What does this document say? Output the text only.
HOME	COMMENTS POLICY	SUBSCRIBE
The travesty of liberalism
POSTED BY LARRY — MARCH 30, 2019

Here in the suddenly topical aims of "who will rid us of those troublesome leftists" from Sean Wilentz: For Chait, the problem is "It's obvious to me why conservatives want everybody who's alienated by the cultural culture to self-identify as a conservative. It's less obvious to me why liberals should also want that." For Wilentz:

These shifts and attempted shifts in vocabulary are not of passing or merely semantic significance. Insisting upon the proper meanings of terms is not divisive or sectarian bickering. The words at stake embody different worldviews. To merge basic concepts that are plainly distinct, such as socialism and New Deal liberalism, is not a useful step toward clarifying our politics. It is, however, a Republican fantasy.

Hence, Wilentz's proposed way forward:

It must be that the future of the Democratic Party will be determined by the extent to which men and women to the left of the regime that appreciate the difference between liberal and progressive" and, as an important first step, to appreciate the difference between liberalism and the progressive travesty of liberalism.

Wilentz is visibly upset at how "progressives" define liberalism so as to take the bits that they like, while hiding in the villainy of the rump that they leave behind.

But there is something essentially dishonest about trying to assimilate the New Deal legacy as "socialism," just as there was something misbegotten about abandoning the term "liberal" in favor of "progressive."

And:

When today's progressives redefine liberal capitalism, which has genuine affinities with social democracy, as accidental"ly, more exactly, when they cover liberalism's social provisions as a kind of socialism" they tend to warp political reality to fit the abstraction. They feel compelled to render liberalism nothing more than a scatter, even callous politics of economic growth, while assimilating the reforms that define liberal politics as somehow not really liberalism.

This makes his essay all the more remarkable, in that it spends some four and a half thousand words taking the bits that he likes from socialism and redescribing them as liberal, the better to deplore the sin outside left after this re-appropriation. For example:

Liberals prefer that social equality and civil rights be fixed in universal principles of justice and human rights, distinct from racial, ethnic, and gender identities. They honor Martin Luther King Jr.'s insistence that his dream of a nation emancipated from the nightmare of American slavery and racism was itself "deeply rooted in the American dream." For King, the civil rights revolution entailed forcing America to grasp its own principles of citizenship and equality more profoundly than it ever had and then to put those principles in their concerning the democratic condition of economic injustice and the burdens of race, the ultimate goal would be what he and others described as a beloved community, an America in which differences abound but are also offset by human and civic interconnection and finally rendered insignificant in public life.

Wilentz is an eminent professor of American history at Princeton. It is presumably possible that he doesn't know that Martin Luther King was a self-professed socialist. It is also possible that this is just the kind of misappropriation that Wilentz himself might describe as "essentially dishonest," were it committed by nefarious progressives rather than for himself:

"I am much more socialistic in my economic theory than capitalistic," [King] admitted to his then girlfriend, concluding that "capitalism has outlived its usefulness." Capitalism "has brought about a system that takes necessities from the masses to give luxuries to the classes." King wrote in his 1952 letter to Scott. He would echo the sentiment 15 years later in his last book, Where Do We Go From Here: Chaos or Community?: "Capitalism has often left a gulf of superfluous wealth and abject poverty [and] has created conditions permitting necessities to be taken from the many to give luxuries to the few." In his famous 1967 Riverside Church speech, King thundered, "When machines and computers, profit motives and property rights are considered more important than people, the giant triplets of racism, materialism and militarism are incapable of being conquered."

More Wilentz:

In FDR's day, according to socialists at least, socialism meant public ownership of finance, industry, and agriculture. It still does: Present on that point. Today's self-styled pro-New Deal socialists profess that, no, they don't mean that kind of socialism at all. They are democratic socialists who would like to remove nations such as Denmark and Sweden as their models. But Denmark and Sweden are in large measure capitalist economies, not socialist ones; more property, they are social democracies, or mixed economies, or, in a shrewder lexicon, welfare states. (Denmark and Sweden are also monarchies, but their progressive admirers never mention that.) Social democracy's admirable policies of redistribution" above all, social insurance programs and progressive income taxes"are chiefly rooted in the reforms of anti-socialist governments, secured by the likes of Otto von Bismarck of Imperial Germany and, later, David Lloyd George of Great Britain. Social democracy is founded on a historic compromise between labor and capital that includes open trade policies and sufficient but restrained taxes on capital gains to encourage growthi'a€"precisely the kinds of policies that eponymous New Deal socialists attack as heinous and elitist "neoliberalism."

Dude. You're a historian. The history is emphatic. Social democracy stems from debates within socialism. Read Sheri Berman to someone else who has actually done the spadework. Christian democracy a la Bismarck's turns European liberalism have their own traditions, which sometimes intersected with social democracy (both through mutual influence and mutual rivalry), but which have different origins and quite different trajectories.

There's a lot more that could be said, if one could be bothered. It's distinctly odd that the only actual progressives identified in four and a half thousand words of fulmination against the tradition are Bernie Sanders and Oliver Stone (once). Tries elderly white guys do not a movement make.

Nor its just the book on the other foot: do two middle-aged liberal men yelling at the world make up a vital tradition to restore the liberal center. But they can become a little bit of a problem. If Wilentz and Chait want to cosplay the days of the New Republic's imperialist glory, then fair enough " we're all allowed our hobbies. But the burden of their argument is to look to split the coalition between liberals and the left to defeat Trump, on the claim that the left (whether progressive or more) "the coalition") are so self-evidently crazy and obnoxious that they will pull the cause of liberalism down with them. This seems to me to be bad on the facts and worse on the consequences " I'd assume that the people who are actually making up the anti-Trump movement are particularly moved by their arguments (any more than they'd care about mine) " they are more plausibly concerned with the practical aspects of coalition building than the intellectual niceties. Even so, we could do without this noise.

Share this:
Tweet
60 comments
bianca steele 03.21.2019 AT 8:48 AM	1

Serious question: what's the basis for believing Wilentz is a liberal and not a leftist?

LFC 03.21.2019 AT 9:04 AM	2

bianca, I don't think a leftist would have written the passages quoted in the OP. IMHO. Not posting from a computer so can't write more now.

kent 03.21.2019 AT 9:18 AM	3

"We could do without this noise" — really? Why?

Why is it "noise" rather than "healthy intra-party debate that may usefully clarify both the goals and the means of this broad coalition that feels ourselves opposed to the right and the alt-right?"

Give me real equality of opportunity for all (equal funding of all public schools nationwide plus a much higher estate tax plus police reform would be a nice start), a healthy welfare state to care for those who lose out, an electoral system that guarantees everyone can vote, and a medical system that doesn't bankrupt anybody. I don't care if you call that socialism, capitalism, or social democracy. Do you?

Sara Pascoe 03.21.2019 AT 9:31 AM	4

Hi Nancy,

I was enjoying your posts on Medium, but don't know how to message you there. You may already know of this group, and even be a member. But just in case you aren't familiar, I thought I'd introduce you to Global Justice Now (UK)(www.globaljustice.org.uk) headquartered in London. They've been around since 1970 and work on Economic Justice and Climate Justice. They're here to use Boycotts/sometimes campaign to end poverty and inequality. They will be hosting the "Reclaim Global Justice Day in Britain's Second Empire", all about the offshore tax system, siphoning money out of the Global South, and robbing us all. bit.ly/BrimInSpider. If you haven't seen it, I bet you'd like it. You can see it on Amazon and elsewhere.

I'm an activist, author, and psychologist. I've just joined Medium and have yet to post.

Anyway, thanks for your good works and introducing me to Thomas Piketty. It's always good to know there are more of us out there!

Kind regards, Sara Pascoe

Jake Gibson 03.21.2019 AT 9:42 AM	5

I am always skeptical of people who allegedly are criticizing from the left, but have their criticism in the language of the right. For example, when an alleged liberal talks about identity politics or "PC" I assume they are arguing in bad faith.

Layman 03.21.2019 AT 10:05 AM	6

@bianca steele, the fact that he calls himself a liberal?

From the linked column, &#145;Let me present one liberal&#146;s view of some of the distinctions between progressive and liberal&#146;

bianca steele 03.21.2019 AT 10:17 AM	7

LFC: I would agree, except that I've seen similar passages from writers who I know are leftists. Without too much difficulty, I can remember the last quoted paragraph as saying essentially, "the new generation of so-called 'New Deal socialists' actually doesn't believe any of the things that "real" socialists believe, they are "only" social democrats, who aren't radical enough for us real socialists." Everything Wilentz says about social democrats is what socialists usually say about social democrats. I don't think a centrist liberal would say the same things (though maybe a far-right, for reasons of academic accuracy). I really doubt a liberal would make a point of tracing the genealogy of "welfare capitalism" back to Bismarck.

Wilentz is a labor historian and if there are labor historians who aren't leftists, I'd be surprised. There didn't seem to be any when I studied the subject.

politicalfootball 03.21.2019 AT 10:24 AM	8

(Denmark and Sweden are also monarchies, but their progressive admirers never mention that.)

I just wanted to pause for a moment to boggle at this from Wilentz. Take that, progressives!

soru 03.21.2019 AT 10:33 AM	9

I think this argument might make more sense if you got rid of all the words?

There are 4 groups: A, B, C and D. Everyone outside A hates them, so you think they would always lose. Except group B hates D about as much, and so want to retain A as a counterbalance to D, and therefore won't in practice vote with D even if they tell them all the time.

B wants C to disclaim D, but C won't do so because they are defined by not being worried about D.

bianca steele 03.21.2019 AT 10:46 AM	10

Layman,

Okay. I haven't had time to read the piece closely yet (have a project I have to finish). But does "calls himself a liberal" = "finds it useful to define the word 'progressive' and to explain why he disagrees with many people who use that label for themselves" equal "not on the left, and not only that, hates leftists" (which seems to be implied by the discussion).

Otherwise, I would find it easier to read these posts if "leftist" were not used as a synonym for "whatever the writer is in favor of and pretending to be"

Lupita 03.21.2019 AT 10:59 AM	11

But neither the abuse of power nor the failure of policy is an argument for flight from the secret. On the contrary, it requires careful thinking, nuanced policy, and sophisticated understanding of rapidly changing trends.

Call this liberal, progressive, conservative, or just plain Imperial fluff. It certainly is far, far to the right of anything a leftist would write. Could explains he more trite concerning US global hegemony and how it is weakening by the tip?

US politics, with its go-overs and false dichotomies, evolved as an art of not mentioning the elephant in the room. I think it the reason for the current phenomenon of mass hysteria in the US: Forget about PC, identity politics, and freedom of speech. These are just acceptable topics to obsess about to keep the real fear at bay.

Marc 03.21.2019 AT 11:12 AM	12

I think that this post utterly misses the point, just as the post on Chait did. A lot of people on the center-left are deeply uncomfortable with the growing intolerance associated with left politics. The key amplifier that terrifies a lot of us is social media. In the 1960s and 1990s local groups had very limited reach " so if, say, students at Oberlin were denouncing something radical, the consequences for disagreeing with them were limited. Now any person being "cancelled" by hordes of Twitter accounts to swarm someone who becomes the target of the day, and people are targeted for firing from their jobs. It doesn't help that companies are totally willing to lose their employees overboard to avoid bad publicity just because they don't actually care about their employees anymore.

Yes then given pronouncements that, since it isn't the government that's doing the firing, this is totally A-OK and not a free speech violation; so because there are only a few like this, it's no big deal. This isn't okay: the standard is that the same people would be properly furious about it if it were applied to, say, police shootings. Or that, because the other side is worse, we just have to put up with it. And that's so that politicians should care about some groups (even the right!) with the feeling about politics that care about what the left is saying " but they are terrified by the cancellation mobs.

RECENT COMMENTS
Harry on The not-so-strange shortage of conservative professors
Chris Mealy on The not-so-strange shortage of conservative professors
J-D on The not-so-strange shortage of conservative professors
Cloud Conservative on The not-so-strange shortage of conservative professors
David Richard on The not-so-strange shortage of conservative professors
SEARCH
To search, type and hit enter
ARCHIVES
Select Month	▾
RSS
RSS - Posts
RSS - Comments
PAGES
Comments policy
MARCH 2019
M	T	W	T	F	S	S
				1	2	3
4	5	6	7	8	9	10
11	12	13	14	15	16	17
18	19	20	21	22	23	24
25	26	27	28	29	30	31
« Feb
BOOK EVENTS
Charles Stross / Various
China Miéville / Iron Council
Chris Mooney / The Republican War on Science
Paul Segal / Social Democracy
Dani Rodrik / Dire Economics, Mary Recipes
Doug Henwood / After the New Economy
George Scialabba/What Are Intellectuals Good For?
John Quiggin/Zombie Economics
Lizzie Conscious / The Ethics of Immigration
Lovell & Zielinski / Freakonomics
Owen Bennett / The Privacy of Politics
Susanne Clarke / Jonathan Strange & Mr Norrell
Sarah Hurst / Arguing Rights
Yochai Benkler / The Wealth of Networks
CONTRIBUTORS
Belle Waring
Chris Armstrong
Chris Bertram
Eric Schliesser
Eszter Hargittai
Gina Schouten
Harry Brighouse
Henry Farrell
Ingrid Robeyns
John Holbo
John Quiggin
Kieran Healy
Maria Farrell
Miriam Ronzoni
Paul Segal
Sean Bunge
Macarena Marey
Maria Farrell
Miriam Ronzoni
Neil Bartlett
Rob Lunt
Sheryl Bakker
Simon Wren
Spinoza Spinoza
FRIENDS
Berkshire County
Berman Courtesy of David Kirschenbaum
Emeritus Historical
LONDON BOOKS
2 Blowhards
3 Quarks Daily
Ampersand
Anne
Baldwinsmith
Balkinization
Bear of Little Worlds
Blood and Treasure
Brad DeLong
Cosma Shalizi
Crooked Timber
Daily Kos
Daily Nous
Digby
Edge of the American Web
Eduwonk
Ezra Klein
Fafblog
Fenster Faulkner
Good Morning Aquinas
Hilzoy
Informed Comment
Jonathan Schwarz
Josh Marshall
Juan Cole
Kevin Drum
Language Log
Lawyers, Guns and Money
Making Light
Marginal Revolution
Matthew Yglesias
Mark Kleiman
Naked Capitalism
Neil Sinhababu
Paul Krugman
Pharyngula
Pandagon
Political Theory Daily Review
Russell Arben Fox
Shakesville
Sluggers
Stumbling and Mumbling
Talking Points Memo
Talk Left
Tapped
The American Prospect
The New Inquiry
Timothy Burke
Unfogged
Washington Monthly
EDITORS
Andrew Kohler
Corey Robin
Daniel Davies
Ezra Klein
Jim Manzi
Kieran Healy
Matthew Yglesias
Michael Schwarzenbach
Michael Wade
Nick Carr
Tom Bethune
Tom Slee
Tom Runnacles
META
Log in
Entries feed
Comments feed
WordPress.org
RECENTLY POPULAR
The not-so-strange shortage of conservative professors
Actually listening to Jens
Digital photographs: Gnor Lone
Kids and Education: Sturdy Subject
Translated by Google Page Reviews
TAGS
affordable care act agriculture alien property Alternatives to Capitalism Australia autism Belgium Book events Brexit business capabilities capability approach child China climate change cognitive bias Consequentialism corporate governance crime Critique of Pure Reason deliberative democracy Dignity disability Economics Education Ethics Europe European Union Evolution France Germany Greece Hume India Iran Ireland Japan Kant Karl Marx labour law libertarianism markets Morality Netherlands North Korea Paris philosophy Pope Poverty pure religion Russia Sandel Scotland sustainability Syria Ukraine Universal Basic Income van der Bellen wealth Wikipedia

···

> [Exercise instructions] Copy out every line that includes the word "while".

> [Exercise solution]
Wilentz is visibly upset at how "progressives" define liberalism so as to take the bits that they like, while hiding in the villainy of the rump that they leave behind.
When today's progressives redefine liberal capitalism, which has genuine affinities with social democracy, as accidental"ly, more exactly, when they cover liberalism's social provisions as a kind of socialism" they tend to warp political reality to fit the abstraction. They feel compelled to render liberalism nothing more than a scatter, even callous politics of economic growth, while assimilating the reforms that define liberal politics as somehow not really liberalism.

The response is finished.